== TASK DATA ==
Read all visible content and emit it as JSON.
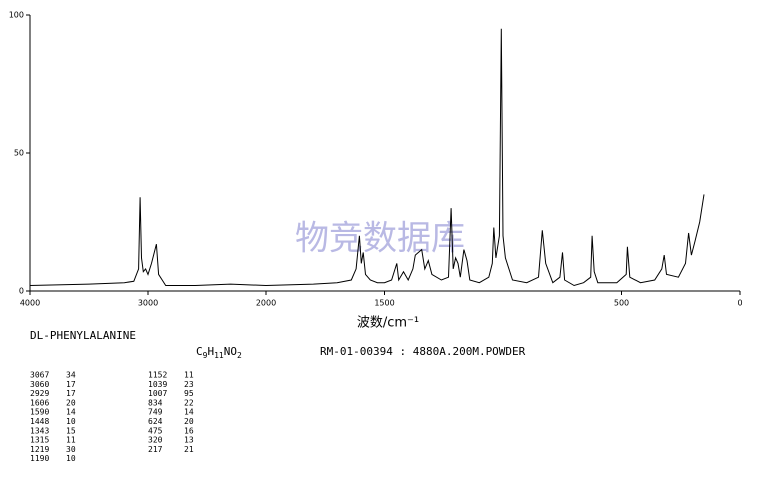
{
  "chart_data": {
    "type": "line",
    "x_label": "波数/cm⁻¹",
    "xlim": [
      4000,
      0
    ],
    "x_scale_change": 2000,
    "xticks": [
      4000,
      3000,
      2000,
      1500,
      500,
      0
    ],
    "ylim": [
      0,
      100
    ],
    "yticks": [
      0,
      50,
      100
    ],
    "color": "#000000",
    "x": [
      4000,
      3500,
      3200,
      3120,
      3080,
      3067,
      3055,
      3040,
      3020,
      3000,
      2970,
      2929,
      2910,
      2880,
      2850,
      2600,
      2300,
      2000,
      1800,
      1700,
      1640,
      1620,
      1606,
      1598,
      1590,
      1580,
      1560,
      1530,
      1500,
      1470,
      1448,
      1440,
      1420,
      1400,
      1380,
      1370,
      1343,
      1330,
      1315,
      1300,
      1260,
      1230,
      1219,
      1210,
      1200,
      1190,
      1180,
      1165,
      1152,
      1140,
      1100,
      1060,
      1045,
      1039,
      1030,
      1015,
      1007,
      1000,
      990,
      960,
      900,
      850,
      834,
      820,
      790,
      760,
      749,
      740,
      700,
      660,
      630,
      624,
      615,
      600,
      520,
      480,
      475,
      465,
      420,
      360,
      330,
      320,
      310,
      260,
      230,
      217,
      205,
      190,
      170,
      152
    ],
    "values": [
      2,
      2.5,
      3,
      3.5,
      8,
      34,
      12,
      7,
      8,
      6,
      10,
      17,
      6,
      4,
      2,
      2,
      2.5,
      2,
      2.5,
      3,
      4,
      8,
      20,
      10,
      14,
      6,
      4,
      3,
      3,
      4,
      10,
      4,
      7,
      4,
      8,
      13,
      15,
      8,
      11,
      6,
      4,
      5,
      30,
      8,
      12,
      10,
      5,
      15,
      11,
      4,
      3,
      5,
      10,
      23,
      12,
      20,
      95,
      20,
      12,
      4,
      3,
      5,
      22,
      10,
      3,
      5,
      14,
      4,
      2,
      3,
      5,
      20,
      7,
      3,
      3,
      6,
      16,
      5,
      3,
      4,
      8,
      13,
      6,
      5,
      10,
      21,
      13,
      18,
      25,
      35
    ]
  },
  "watermark": "物竞数据库",
  "sample": {
    "name": "DL-PHENYLALANINE",
    "formula": [
      "C",
      "9",
      "H",
      "11",
      "NO",
      "2"
    ],
    "reference": "RM-01-00394 : 4880A.200M.POWDER",
    "peaks": [
      [
        "3067",
        "34"
      ],
      [
        "3060",
        "17"
      ],
      [
        "2929",
        "17"
      ],
      [
        "1606",
        "20"
      ],
      [
        "1590",
        "14"
      ],
      [
        "1448",
        "10"
      ],
      [
        "1343",
        "15"
      ],
      [
        "1315",
        "11"
      ],
      [
        "1219",
        "30"
      ],
      [
        "1190",
        "10"
      ],
      [
        "1152",
        "11"
      ],
      [
        "1039",
        "23"
      ],
      [
        "1007",
        "95"
      ],
      [
        "834",
        "22"
      ],
      [
        "749",
        "14"
      ],
      [
        "624",
        "20"
      ],
      [
        "475",
        "16"
      ],
      [
        "320",
        "13"
      ],
      [
        "217",
        "21"
      ]
    ]
  }
}
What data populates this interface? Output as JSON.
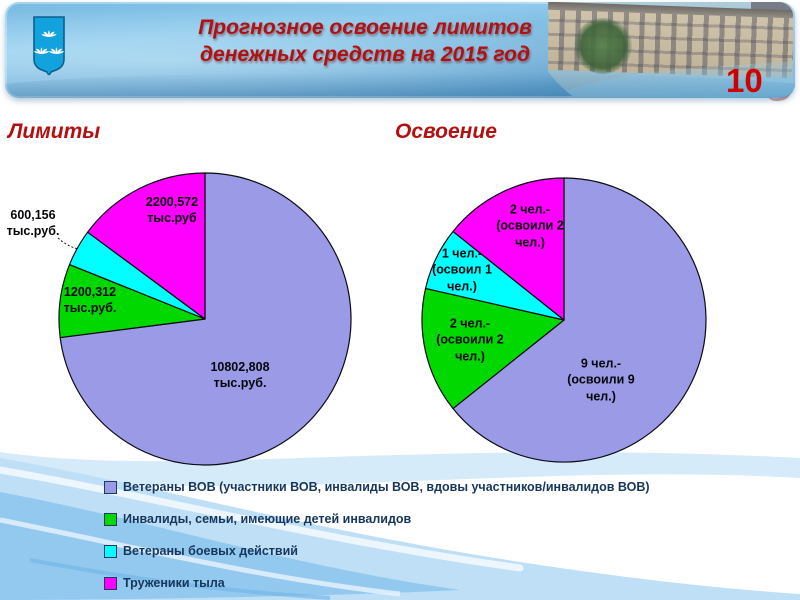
{
  "slide": {
    "page_number": "10",
    "title_line1": "Прогнозное освоение лимитов",
    "title_line2": "денежных средств на 2015 год"
  },
  "header": {
    "logo_icon": "lotus-coat-of-arms-icon",
    "photo": "administration-building-photo"
  },
  "colors": {
    "accent_red": "#B01111",
    "legend_text": "#17365D",
    "purple": "#9A9AE6",
    "green": "#00D800",
    "cyan": "#00FFFF",
    "magenta": "#FF00FF"
  },
  "chart_data": [
    {
      "type": "pie",
      "title": "Лимиты",
      "unit": "тыс.руб.",
      "legend_position": "bottom",
      "slices": [
        {
          "category": "Ветераны ВОВ (участники ВОВ, инвалиды ВОВ, вдовы участников/инвалидов ВОВ)",
          "value": 10802.808,
          "label": "10802,808\nтыс.руб.",
          "color": "#9A9AE6"
        },
        {
          "category": "Инвалиды, семьи, имеющие детей инвалидов",
          "value": 1200.312,
          "label": "1200,312\nтыс.руб.",
          "color": "#00D800"
        },
        {
          "category": "Ветераны боевых действий",
          "value": 600.156,
          "label": "600,156\nтыс.руб.",
          "color": "#00FFFF",
          "label_outside": true
        },
        {
          "category": "Труженики тыла",
          "value": 2200.572,
          "label": "2200,572\nтыс.руб",
          "color": "#FF00FF"
        }
      ]
    },
    {
      "type": "pie",
      "title": "Освоение",
      "unit": "чел.",
      "legend_position": "bottom",
      "slices": [
        {
          "category": "Ветераны ВОВ (участники ВОВ, инвалиды ВОВ, вдовы участников/инвалидов ВОВ)",
          "value": 9,
          "label": "9 чел.-\n(освоили 9\nчел.)",
          "color": "#9A9AE6"
        },
        {
          "category": "Инвалиды, семьи, имеющие детей инвалидов",
          "value": 2,
          "label": "2 чел.-\n(освоили 2\nчел.)",
          "color": "#00D800"
        },
        {
          "category": "Ветераны боевых действий",
          "value": 1,
          "label": "1 чел.-\n(освоил 1\nчел.)",
          "color": "#00FFFF"
        },
        {
          "category": "Труженики тыла",
          "value": 2,
          "label": "2 чел.-\n(освоили 2\nчел.)",
          "color": "#FF00FF"
        }
      ]
    }
  ],
  "legend": {
    "items": [
      {
        "label": "Ветераны ВОВ (участники ВОВ, инвалиды ВОВ, вдовы участников/инвалидов ВОВ)",
        "color": "#9A9AE6"
      },
      {
        "label": "Инвалиды, семьи, имеющие детей инвалидов",
        "color": "#00D800"
      },
      {
        "label": "Ветераны боевых действий",
        "color": "#00FFFF"
      },
      {
        "label": "Труженики тыла",
        "color": "#FF00FF"
      }
    ]
  }
}
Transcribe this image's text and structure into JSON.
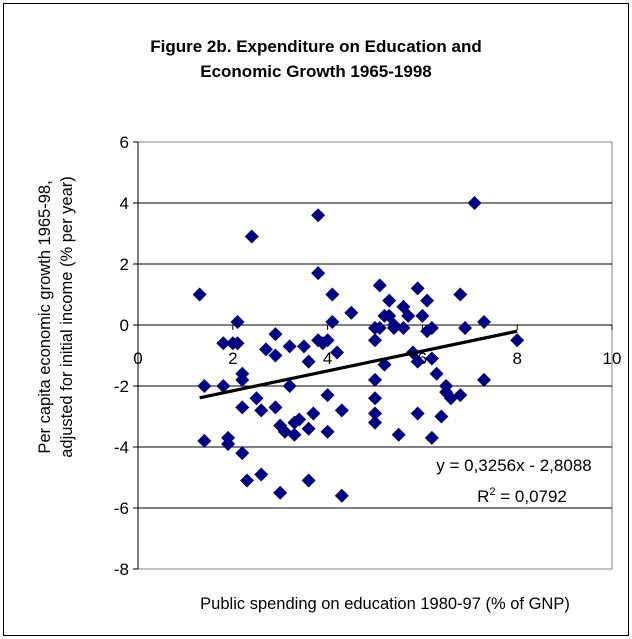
{
  "figure": {
    "title_line1": "Figure 2b. Expenditure on Education and",
    "title_line2": "Economic Growth 1965-1998"
  },
  "chart_data": {
    "type": "scatter",
    "xlabel": "Public spending on education 1980-97 (% of GNP)",
    "ylabel_line1": "Per capita economic growth 1965-98,",
    "ylabel_line2": "adjusted for initial income (% per year)",
    "xlim": [
      0,
      10
    ],
    "ylim": [
      -8,
      6
    ],
    "xticks": [
      0,
      2,
      4,
      6,
      8,
      10
    ],
    "yticks": [
      6,
      4,
      2,
      0,
      -2,
      -4,
      -6,
      -8
    ],
    "grid": "horizontal",
    "marker_color": "#000080",
    "trendline": {
      "x_range": [
        1.3,
        8.0
      ],
      "slope": 0.3256,
      "intercept": -2.8088,
      "equation": "y = 0,3256x - 2,8088",
      "r2_prefix": "R",
      "r2_sup": "2",
      "r2_value": " = 0,0792"
    },
    "points": [
      [
        1.3,
        1.0
      ],
      [
        1.4,
        -2.0
      ],
      [
        1.4,
        -3.8
      ],
      [
        1.8,
        -0.6
      ],
      [
        1.8,
        -2.0
      ],
      [
        1.9,
        -3.7
      ],
      [
        1.9,
        -3.9
      ],
      [
        2.0,
        -0.6
      ],
      [
        2.1,
        -0.6
      ],
      [
        2.1,
        0.1
      ],
      [
        2.2,
        -1.6
      ],
      [
        2.2,
        -1.8
      ],
      [
        2.2,
        -2.7
      ],
      [
        2.2,
        -4.2
      ],
      [
        2.3,
        -5.1
      ],
      [
        2.4,
        2.9
      ],
      [
        2.5,
        -2.4
      ],
      [
        2.6,
        -2.8
      ],
      [
        2.6,
        -4.9
      ],
      [
        2.7,
        -0.8
      ],
      [
        2.9,
        -0.3
      ],
      [
        2.9,
        -1.0
      ],
      [
        2.9,
        -2.7
      ],
      [
        3.0,
        -3.3
      ],
      [
        3.0,
        -5.5
      ],
      [
        3.1,
        -3.5
      ],
      [
        3.2,
        -0.7
      ],
      [
        3.2,
        -2.0
      ],
      [
        3.3,
        -3.2
      ],
      [
        3.3,
        -3.6
      ],
      [
        3.4,
        -3.1
      ],
      [
        3.5,
        -0.7
      ],
      [
        3.6,
        -1.2
      ],
      [
        3.6,
        -3.4
      ],
      [
        3.6,
        -5.1
      ],
      [
        3.7,
        -2.9
      ],
      [
        3.8,
        3.6
      ],
      [
        3.8,
        1.7
      ],
      [
        3.8,
        -0.5
      ],
      [
        3.9,
        -0.6
      ],
      [
        4.0,
        -0.5
      ],
      [
        4.0,
        -2.3
      ],
      [
        4.0,
        -3.5
      ],
      [
        4.1,
        1.0
      ],
      [
        4.1,
        0.1
      ],
      [
        4.2,
        -0.9
      ],
      [
        4.3,
        -2.8
      ],
      [
        4.3,
        -5.6
      ],
      [
        4.5,
        0.4
      ],
      [
        5.0,
        -0.1
      ],
      [
        5.0,
        -0.5
      ],
      [
        5.0,
        -1.8
      ],
      [
        5.0,
        -2.4
      ],
      [
        5.0,
        -2.9
      ],
      [
        5.0,
        -3.2
      ],
      [
        5.1,
        1.3
      ],
      [
        5.1,
        -0.1
      ],
      [
        5.2,
        0.3
      ],
      [
        5.2,
        -1.3
      ],
      [
        5.3,
        0.8
      ],
      [
        5.3,
        0.3
      ],
      [
        5.4,
        0.0
      ],
      [
        5.4,
        -0.1
      ],
      [
        5.5,
        -3.6
      ],
      [
        5.6,
        0.6
      ],
      [
        5.6,
        -0.1
      ],
      [
        5.7,
        0.3
      ],
      [
        5.8,
        -0.9
      ],
      [
        5.9,
        1.2
      ],
      [
        5.9,
        -1.2
      ],
      [
        5.9,
        -2.9
      ],
      [
        6.0,
        0.3
      ],
      [
        6.1,
        0.8
      ],
      [
        6.1,
        -0.2
      ],
      [
        6.2,
        -0.1
      ],
      [
        6.2,
        -1.1
      ],
      [
        6.2,
        -3.7
      ],
      [
        6.3,
        -1.6
      ],
      [
        6.4,
        -3.0
      ],
      [
        6.5,
        -2.0
      ],
      [
        6.5,
        -2.2
      ],
      [
        6.6,
        -2.4
      ],
      [
        6.8,
        1.0
      ],
      [
        6.8,
        -2.3
      ],
      [
        6.9,
        -0.1
      ],
      [
        7.1,
        4.0
      ],
      [
        7.3,
        0.1
      ],
      [
        7.3,
        -1.8
      ],
      [
        8.0,
        -0.5
      ]
    ]
  }
}
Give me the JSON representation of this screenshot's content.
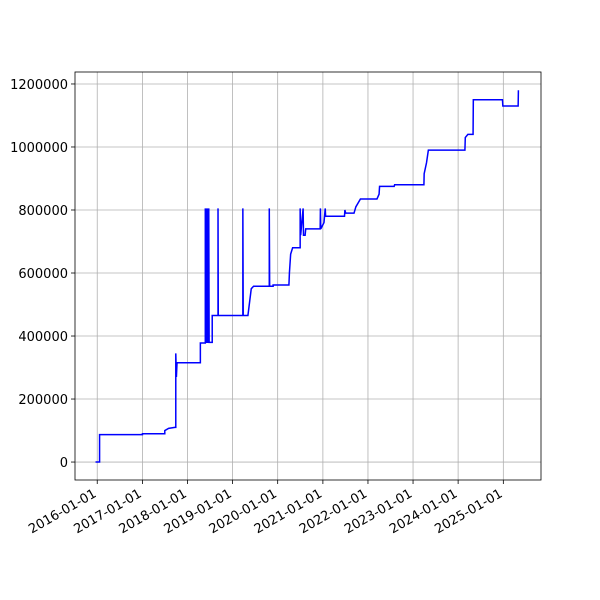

== SET EXERCISE ==
Only the number is wanted: how many lines in the entries above contain the string "this"?

== FULL SOLUTION ==
3